Work to complete => Copy out the entries below precisely; nothing is to be omitted.

Dataset rows =>
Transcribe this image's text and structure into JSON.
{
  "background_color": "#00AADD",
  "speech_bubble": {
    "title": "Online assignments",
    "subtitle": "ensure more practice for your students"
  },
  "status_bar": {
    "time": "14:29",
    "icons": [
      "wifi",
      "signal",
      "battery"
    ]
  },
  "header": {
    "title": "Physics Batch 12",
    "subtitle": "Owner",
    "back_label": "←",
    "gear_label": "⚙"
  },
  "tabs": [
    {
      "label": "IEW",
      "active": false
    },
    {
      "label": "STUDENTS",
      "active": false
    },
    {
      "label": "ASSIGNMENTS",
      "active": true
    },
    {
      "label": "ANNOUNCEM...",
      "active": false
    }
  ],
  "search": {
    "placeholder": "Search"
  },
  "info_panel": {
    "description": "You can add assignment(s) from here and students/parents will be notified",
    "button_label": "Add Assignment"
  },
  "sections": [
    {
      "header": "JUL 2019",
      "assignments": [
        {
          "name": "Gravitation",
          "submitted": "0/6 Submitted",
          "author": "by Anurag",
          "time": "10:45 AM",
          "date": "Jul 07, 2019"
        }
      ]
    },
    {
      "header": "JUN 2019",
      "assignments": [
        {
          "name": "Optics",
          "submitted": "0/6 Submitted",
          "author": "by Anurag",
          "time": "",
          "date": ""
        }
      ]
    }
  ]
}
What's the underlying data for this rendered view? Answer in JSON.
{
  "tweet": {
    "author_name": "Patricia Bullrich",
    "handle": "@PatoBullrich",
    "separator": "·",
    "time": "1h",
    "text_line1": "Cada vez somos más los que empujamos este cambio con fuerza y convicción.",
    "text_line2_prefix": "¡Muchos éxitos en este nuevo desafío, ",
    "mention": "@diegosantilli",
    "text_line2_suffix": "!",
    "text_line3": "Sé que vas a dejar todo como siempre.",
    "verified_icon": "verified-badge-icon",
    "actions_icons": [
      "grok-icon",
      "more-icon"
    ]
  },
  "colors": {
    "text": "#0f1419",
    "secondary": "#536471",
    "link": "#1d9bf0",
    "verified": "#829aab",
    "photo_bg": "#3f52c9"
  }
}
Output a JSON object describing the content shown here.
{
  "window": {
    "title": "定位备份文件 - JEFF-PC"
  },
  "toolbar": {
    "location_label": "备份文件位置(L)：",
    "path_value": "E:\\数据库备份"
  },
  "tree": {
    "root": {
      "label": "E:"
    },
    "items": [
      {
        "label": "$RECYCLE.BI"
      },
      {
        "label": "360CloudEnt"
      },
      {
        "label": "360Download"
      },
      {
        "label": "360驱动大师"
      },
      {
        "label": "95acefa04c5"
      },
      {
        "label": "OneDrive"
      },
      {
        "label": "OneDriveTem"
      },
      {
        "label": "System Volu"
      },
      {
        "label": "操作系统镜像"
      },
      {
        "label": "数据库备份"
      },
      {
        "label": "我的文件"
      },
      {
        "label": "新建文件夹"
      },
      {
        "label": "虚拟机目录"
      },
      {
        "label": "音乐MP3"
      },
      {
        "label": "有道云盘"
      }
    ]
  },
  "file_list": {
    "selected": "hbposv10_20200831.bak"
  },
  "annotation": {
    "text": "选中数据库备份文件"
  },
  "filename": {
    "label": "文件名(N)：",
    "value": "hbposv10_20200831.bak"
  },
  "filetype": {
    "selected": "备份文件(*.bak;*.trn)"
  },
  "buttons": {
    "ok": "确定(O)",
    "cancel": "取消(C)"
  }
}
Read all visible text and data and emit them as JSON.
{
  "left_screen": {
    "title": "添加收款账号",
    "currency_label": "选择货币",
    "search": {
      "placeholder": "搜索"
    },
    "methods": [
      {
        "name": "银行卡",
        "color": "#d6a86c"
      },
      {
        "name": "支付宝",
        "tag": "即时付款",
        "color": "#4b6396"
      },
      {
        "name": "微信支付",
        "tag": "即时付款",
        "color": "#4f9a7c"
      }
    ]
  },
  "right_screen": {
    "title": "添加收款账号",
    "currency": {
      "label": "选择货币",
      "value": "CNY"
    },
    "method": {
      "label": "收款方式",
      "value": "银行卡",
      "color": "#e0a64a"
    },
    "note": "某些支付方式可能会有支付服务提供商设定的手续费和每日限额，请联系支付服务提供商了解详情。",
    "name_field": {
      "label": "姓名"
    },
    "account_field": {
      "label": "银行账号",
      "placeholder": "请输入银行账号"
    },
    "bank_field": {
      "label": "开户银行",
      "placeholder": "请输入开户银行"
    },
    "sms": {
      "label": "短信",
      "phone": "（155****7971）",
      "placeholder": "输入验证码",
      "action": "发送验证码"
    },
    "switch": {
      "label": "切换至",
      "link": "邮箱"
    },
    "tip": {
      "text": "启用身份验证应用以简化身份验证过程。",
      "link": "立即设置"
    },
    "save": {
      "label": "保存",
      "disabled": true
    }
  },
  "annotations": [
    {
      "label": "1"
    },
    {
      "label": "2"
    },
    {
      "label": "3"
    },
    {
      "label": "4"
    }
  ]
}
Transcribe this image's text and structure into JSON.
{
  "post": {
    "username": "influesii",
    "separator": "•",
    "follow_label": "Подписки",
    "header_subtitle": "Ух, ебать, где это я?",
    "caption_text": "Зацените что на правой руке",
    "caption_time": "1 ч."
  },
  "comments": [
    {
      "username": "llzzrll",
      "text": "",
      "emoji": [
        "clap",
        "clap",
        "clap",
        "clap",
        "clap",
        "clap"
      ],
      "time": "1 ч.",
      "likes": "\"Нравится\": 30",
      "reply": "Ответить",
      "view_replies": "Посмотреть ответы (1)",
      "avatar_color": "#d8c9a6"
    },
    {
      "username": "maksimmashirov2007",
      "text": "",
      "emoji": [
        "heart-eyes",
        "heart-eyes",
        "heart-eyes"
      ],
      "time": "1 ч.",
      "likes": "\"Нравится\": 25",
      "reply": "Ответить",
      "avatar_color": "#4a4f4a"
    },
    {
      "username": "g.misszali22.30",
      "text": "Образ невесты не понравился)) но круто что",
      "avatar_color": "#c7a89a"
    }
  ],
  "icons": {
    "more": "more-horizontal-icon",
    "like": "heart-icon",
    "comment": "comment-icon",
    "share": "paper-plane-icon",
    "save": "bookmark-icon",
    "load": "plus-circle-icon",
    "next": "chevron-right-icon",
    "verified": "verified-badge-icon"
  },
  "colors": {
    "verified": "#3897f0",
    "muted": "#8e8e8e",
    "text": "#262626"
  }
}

Solution =>
Transcribe this image's text and structure into JSON.
{
  "background_color": "#00AADD",
  "speech_bubble": {
    "title": "Online assignments",
    "subtitle": "ensure more practice for your students"
  },
  "status_bar": {
    "time": "14:29",
    "icons": [
      "wifi",
      "signal",
      "battery"
    ]
  },
  "header": {
    "title": "Physics Batch 12",
    "subtitle": "Owner",
    "back_label": "←",
    "gear_label": "⚙"
  },
  "tabs": [
    {
      "label": "IEW",
      "active": false
    },
    {
      "label": "STUDENTS",
      "active": false
    },
    {
      "label": "ASSIGNMENTS",
      "active": true
    },
    {
      "label": "ANNOUNCEM...",
      "active": false
    }
  ],
  "search": {
    "placeholder": "Search"
  },
  "info_panel": {
    "description": "You can add assignment(s) from here and students/parents will be notified",
    "button_label": "Add Assignment"
  },
  "sections": [
    {
      "header": "JUL 2019",
      "assignments": [
        {
          "name": "Gravitation",
          "submitted": "0/6 Submitted",
          "author": "by Anurag",
          "time": "10:45 AM",
          "date": "Jul 07, 2019"
        }
      ]
    },
    {
      "header": "JUN 2019",
      "assignments": [
        {
          "name": "Optics",
          "submitted": "0/6 Submitted",
          "author": "by Anurag",
          "time": "",
          "date": ""
        }
      ]
    }
  ]
}
What's the underlying data for this rendered view? Answer in JSON.
{
  "tweet": {
    "author_name": "Patricia Bullrich",
    "handle": "@PatoBullrich",
    "separator": "·",
    "time": "1h",
    "text_line1": "Cada vez somos más los que empujamos este cambio con fuerza y convicción.",
    "text_line2_prefix": "¡Muchos éxitos en este nuevo desafío, ",
    "mention": "@diegosantilli",
    "text_line2_suffix": "!",
    "text_line3": "Sé que vas a dejar todo como siempre.",
    "verified_icon": "verified-badge-icon",
    "actions_icons": [
      "grok-icon",
      "more-icon"
    ]
  },
  "colors": {
    "text": "#0f1419",
    "secondary": "#536471",
    "link": "#1d9bf0",
    "verified": "#829aab",
    "photo_bg": "#3f52c9"
  }
}
Output a JSON object describing the content shown here.
{
  "window": {
    "title": "定位备份文件 - JEFF-PC"
  },
  "toolbar": {
    "location_label": "备份文件位置(L)：",
    "path_value": "E:\\数据库备份"
  },
  "tree": {
    "root": {
      "label": "E:"
    },
    "items": [
      {
        "label": "$RECYCLE.BI"
      },
      {
        "label": "360CloudEnt"
      },
      {
        "label": "360Download"
      },
      {
        "label": "360驱动大师"
      },
      {
        "label": "95acefa04c5"
      },
      {
        "label": "OneDrive"
      },
      {
        "label": "OneDriveTem"
      },
      {
        "label": "System Volu"
      },
      {
        "label": "操作系统镜像"
      },
      {
        "label": "数据库备份"
      },
      {
        "label": "我的文件"
      },
      {
        "label": "新建文件夹"
      },
      {
        "label": "虚拟机目录"
      },
      {
        "label": "音乐MP3"
      },
      {
        "label": "有道云盘"
      }
    ]
  },
  "file_list": {
    "selected": "hbposv10_20200831.bak"
  },
  "annotation": {
    "text": "选中数据库备份文件"
  },
  "filename": {
    "label": "文件名(N)：",
    "value": "hbposv10_20200831.bak"
  },
  "filetype": {
    "selected": "备份文件(*.bak;*.trn)"
  },
  "buttons": {
    "ok": "确定(O)",
    "cancel": "取消(C)"
  }
}
Read all visible text and data and emit them as JSON.
{
  "left_screen": {
    "title": "添加收款账号",
    "currency_label": "选择货币",
    "search": {
      "placeholder": "搜索"
    },
    "methods": [
      {
        "name": "银行卡",
        "color": "#d6a86c"
      },
      {
        "name": "支付宝",
        "tag": "即时付款",
        "color": "#4b6396"
      },
      {
        "name": "微信支付",
        "tag": "即时付款",
        "color": "#4f9a7c"
      }
    ]
  },
  "right_screen": {
    "title": "添加收款账号",
    "currency": {
      "label": "选择货币",
      "value": "CNY"
    },
    "method": {
      "label": "收款方式",
      "value": "银行卡",
      "color": "#e0a64a"
    },
    "note": "某些支付方式可能会有支付服务提供商设定的手续费和每日限额，请联系支付服务提供商了解详情。",
    "name_field": {
      "label": "姓名"
    },
    "account_field": {
      "label": "银行账号",
      "placeholder": "请输入银行账号"
    },
    "bank_field": {
      "label": "开户银行",
      "placeholder": "请输入开户银行"
    },
    "sms": {
      "label": "短信",
      "phone": "（155****7971）",
      "placeholder": "输入验证码",
      "action": "发送验证码"
    },
    "switch": {
      "label": "切换至",
      "link": "邮箱"
    },
    "tip": {
      "text": "启用身份验证应用以简化身份验证过程。",
      "link": "立即设置"
    },
    "save": {
      "label": "保存",
      "disabled": true
    }
  },
  "annotations": [
    {
      "label": "1"
    },
    {
      "label": "2"
    },
    {
      "label": "3"
    },
    {
      "label": "4"
    }
  ]
}
Transcribe this image's text and structure into JSON.
{
  "post": {
    "username": "influesii",
    "separator": "•",
    "follow_label": "Подписки",
    "header_subtitle": "Ух, ебать, где это я?",
    "caption_text": "Зацените что на правой руке",
    "caption_time": "1 ч."
  },
  "comments": [
    {
      "username": "llzzrll",
      "text": "",
      "emoji": [
        "clap",
        "clap",
        "clap",
        "clap",
        "clap",
        "clap"
      ],
      "time": "1 ч.",
      "likes": "\"Нравится\": 30",
      "reply": "Ответить",
      "view_replies": "Посмотреть ответы (1)",
      "avatar_color": "#d8c9a6"
    },
    {
      "username": "maksimmashirov2007",
      "text": "",
      "emoji": [
        "heart-eyes",
        "heart-eyes",
        "heart-eyes"
      ],
      "time": "1 ч.",
      "likes": "\"Нравится\": 25",
      "reply": "Ответить",
      "avatar_color": "#4a4f4a"
    },
    {
      "username": "g.misszali22.30",
      "text": "Образ невесты не понравился)) но круто что",
      "avatar_color": "#c7a89a"
    }
  ],
  "icons": {
    "more": "more-horizontal-icon",
    "like": "heart-icon",
    "comment": "comment-icon",
    "share": "paper-plane-icon",
    "save": "bookmark-icon",
    "load": "plus-circle-icon",
    "next": "chevron-right-icon",
    "verified": "verified-badge-icon"
  },
  "colors": {
    "verified": "#3897f0",
    "muted": "#8e8e8e",
    "text": "#262626"
  }
}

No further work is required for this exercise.